■ What you should do ■
Present every line in which the string "cyclotron" appears.

(Records about charts and figures)
## START

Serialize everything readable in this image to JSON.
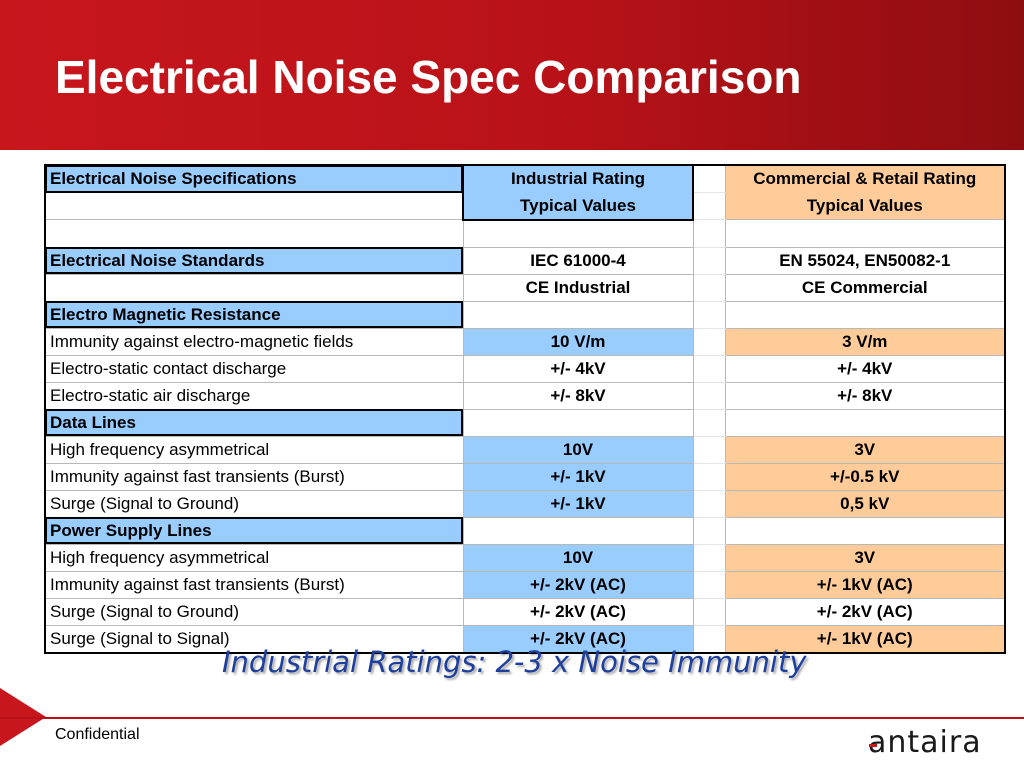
{
  "slide": {
    "title": "Electrical Noise Spec Comparison",
    "subtitle": "Industrial Ratings: 2-3 x Noise Immunity",
    "footer": "Confidential",
    "logo_text": "antaira"
  },
  "colors": {
    "header_red": "#c8161d",
    "industrial_fill": "#99ccff",
    "commercial_fill": "#ffcc99",
    "subtitle_blue": "#1f3f9c"
  },
  "table": {
    "rows": [
      {
        "c1": "Electrical Noise Specifications",
        "c2": "Industrial Rating",
        "c4": "Commercial & Retail Rating"
      },
      {
        "c1": "",
        "c2": "Typical Values",
        "c4": "Typical Values"
      },
      {
        "c1": "",
        "c2": "",
        "c4": ""
      },
      {
        "c1": "Electrical Noise  Standards",
        "c2": "IEC 61000-4",
        "c4": "EN 55024, EN50082-1"
      },
      {
        "c1": "",
        "c2": "CE Industrial",
        "c4": "CE Commercial"
      },
      {
        "c1": "Electro Magnetic Resistance",
        "c2": "",
        "c4": ""
      },
      {
        "c1": "Immunity against electro-magnetic fields",
        "c2": "10 V/m",
        "c4": "3 V/m"
      },
      {
        "c1": "Electro-static contact discharge",
        "c2": "+/- 4kV",
        "c4": "+/- 4kV"
      },
      {
        "c1": "Electro-static air discharge",
        "c2": "+/- 8kV",
        "c4": "+/- 8kV"
      },
      {
        "c1": "Data Lines",
        "c2": "",
        "c4": ""
      },
      {
        "c1": "High frequency asymmetrical",
        "c2": "10V",
        "c4": "3V"
      },
      {
        "c1": "Immunity against fast transients (Burst)",
        "c2": "+/- 1kV",
        "c4": "+/-0.5 kV"
      },
      {
        "c1": "Surge (Signal to Ground)",
        "c2": "+/- 1kV",
        "c4": "0,5 kV"
      },
      {
        "c1": "Power Supply Lines",
        "c2": "",
        "c4": ""
      },
      {
        "c1": "High frequency asymmetrical",
        "c2": "10V",
        "c4": "3V"
      },
      {
        "c1": "Immunity against fast transients (Burst)",
        "c2": "+/- 2kV (AC)",
        "c4": "+/- 1kV (AC)"
      },
      {
        "c1": "Surge (Signal to Ground)",
        "c2": "+/- 2kV (AC)",
        "c4": "+/- 2kV (AC)"
      },
      {
        "c1": "Surge (Signal to Signal)",
        "c2": "+/- 2kV (AC)",
        "c4": "+/- 1kV (AC)"
      }
    ]
  }
}
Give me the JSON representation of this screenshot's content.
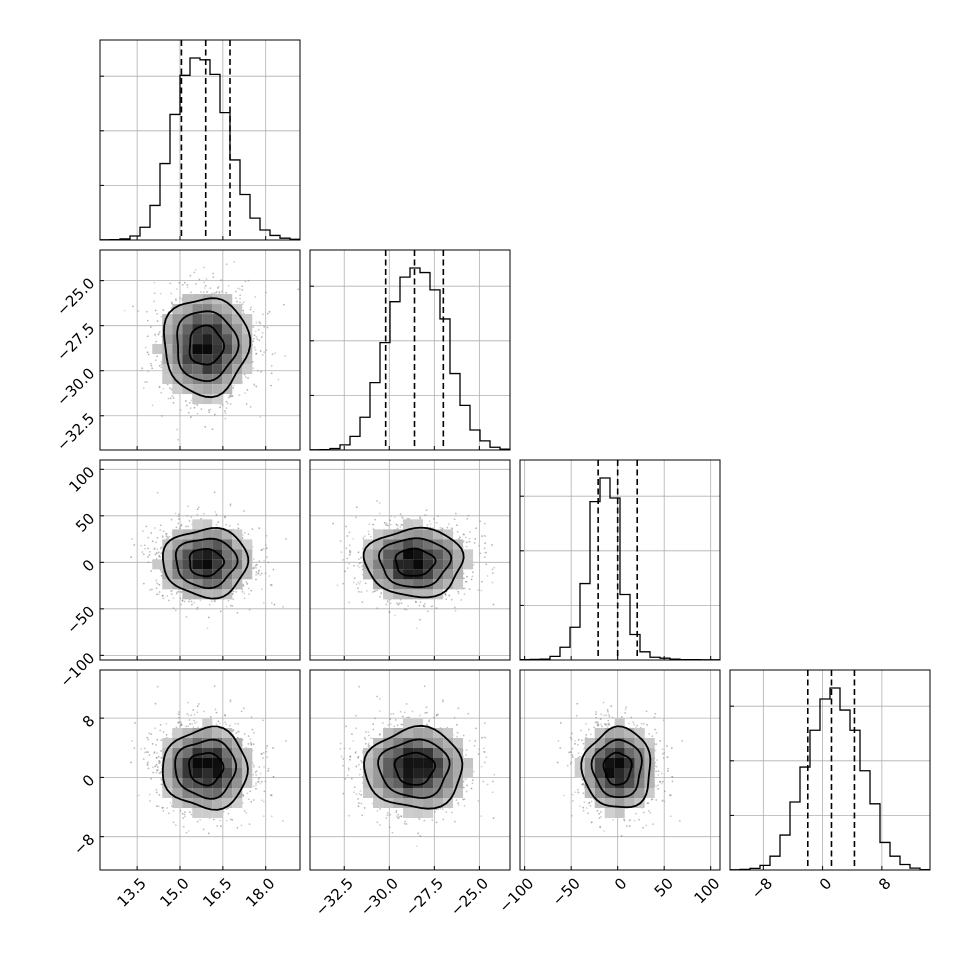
{
  "chart_data": {
    "type": "corner",
    "title": "",
    "grid": true,
    "params": [
      {
        "mean": 15.9,
        "sd": 0.85,
        "range": [
          12.2,
          19.2
        ],
        "ticks": [
          13.5,
          15.0,
          16.5,
          18.0
        ],
        "tick_labels": [
          "13.5",
          "15.0",
          "16.5",
          "18.0"
        ],
        "quantiles": [
          15.05,
          15.9,
          16.75
        ],
        "hist_counts": [
          1,
          2,
          6,
          22,
          70,
          190,
          420,
          690,
          905,
          1000,
          990,
          910,
          700,
          440,
          250,
          120,
          55,
          25,
          10,
          4
        ]
      },
      {
        "mean": -28.6,
        "sd": 1.55,
        "range": [
          -34.4,
          -23.3
        ],
        "ticks": [
          -32.5,
          -30.0,
          -27.5,
          -25.0
        ],
        "tick_labels": [
          "−32.5",
          "−30.0",
          "−27.5",
          "−25.0"
        ],
        "quantiles": [
          -30.2,
          -28.6,
          -27.0
        ],
        "hist_counts": [
          1,
          2,
          8,
          28,
          75,
          180,
          370,
          590,
          815,
          950,
          1000,
          975,
          880,
          720,
          420,
          245,
          110,
          50,
          15,
          5
        ]
      },
      {
        "mean": 0,
        "sd": 21,
        "range": [
          -105,
          110
        ],
        "ticks": [
          -100,
          -50,
          0,
          50,
          100
        ],
        "tick_labels": [
          "−100",
          "−50",
          "0",
          "50",
          "100"
        ],
        "quantiles": [
          -21,
          0,
          21
        ],
        "hist_counts": [
          2,
          3,
          5,
          20,
          70,
          180,
          420,
          870,
          1000,
          890,
          360,
          140,
          45,
          15,
          10,
          5,
          2,
          2,
          1,
          1
        ]
      },
      {
        "mean": 1.2,
        "sd": 3.1,
        "range": [
          -12.5,
          14.5
        ],
        "ticks": [
          -8,
          0,
          8
        ],
        "tick_labels": [
          "−8",
          "0",
          "8"
        ],
        "quantiles": [
          -2.0,
          1.2,
          4.3
        ],
        "hist_counts": [
          1,
          3,
          9,
          25,
          75,
          190,
          370,
          560,
          760,
          930,
          990,
          870,
          760,
          540,
          360,
          150,
          75,
          30,
          10,
          2
        ]
      }
    ]
  }
}
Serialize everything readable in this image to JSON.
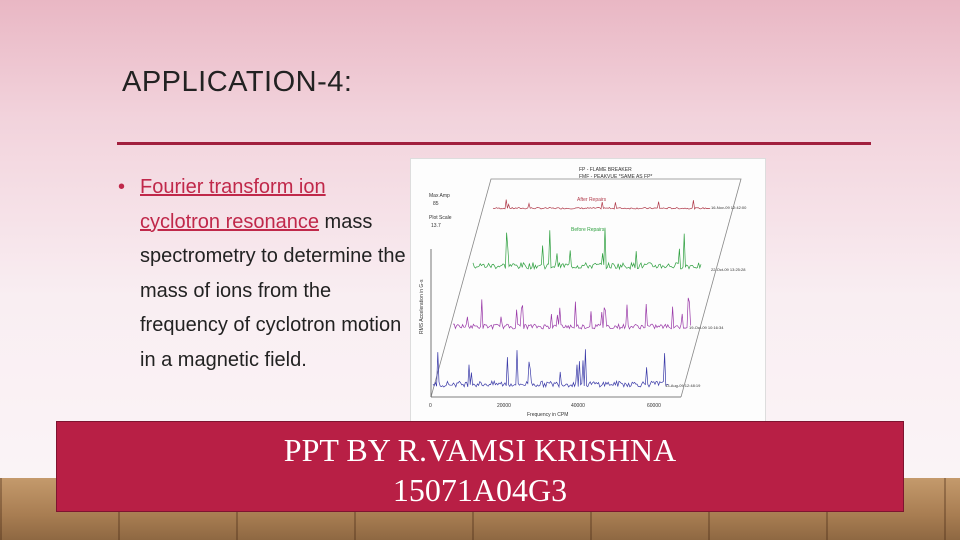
{
  "slide": {
    "title": "APPLICATION-4:",
    "bullet": {
      "marker": "•",
      "link_text": "Fourier transform ion cyclotron resonance",
      "rest_text": " mass spectrometry to determine the mass of ions from the frequency of cyclotron motion in a magnetic field."
    },
    "banner": {
      "line1": "PPT BY R.VAMSI KRISHNA",
      "line2": "15071A04G3"
    },
    "colors": {
      "accent": "#b81f45",
      "link": "#c0284a",
      "rule": "#a11f3e"
    }
  },
  "figure": {
    "legend_line1": "FP - FLAME BREAKER",
    "legend_line2": "FMF - PEAKVUE *SAME AS FP*",
    "max_amp_label": "Max Amp",
    "max_amp_value": "85",
    "plot_scale_label": "Plot Scale",
    "plot_scale_value": "13.7",
    "y_axis_label": "RMS Acceleration in G-s",
    "after_repairs": "After Repairs",
    "before_repairs": "Before Repairs",
    "x_axis_label": "Frequency in CPM",
    "x_ticks": [
      "0",
      "20000",
      "40000",
      "60000"
    ],
    "trace_dates": [
      "16-Nov-09 12:42:00",
      "22-Oct-09 13:25:28",
      "19-Oct-09 10:16:34",
      "13-Aug-09 12:48:19"
    ],
    "trace_colors": [
      "#b03a4a",
      "#2fa040",
      "#9a3aa8",
      "#3a3aa8"
    ]
  }
}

## END

■ Result of the exercise ■
      "link_text": "Fourier transform ion cyclotron resonance",
      "rest_text": " mass spectrometry to determine the mass of ions from the frequency of cyclotron motion in a magnetic field."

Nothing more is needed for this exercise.